### Description of the task:
Search the material below for the string "Performance" and extract each line that has it.
>>>
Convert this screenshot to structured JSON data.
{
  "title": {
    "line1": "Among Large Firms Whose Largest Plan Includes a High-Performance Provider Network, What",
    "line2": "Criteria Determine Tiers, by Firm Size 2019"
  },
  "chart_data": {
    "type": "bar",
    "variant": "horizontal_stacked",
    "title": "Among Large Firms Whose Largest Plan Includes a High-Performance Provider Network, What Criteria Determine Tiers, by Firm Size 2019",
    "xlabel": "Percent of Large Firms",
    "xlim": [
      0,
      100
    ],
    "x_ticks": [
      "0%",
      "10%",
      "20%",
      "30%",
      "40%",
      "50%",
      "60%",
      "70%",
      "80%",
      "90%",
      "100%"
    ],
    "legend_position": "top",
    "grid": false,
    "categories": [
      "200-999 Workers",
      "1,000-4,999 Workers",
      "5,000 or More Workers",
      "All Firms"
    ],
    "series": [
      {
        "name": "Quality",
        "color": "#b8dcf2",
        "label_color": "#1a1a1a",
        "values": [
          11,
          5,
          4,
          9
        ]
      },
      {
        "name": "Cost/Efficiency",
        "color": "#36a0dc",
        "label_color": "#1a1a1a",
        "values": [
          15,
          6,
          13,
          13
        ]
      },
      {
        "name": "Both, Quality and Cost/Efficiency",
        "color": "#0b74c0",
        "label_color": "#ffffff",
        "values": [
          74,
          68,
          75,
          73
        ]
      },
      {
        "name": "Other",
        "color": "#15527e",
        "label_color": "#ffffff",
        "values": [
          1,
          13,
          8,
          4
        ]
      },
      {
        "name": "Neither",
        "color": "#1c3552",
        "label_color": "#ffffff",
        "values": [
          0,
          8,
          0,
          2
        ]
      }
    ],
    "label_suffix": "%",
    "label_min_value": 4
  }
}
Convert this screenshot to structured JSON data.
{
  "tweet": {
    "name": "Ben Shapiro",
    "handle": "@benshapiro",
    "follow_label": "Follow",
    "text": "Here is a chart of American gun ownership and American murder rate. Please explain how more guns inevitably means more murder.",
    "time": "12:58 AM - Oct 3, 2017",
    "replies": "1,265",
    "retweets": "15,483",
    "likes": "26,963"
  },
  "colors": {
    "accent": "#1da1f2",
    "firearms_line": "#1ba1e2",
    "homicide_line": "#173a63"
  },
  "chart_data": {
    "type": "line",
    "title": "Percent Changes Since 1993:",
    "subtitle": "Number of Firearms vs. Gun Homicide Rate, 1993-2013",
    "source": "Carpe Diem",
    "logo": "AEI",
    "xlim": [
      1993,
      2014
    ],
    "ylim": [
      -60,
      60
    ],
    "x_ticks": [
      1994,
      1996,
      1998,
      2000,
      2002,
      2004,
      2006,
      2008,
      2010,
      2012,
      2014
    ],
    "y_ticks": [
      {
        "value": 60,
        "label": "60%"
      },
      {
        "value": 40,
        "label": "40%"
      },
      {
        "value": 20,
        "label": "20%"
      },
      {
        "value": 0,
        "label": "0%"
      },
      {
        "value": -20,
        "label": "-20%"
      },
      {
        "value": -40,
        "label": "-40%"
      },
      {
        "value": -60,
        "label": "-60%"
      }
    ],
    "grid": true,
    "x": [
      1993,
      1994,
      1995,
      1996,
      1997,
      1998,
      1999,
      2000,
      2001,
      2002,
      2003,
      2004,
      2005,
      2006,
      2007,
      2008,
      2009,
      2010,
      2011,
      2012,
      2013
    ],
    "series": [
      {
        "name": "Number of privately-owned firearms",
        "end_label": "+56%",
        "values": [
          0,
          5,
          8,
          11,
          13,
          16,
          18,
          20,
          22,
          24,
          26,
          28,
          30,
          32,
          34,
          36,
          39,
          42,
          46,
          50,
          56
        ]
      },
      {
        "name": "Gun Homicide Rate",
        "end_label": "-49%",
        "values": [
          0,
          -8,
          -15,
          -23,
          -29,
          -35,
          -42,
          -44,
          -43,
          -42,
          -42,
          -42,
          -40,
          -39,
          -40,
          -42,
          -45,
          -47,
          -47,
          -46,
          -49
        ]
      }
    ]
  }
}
<<<
### Written solution:
    "line1": "Among Large Firms Whose Largest Plan Includes a High-Performance Provider Network, What",
    "title": "Among Large Firms Whose Largest Plan Includes a High-Performance Provider Network, What Criteria Determine Tiers, by Firm Size 2019",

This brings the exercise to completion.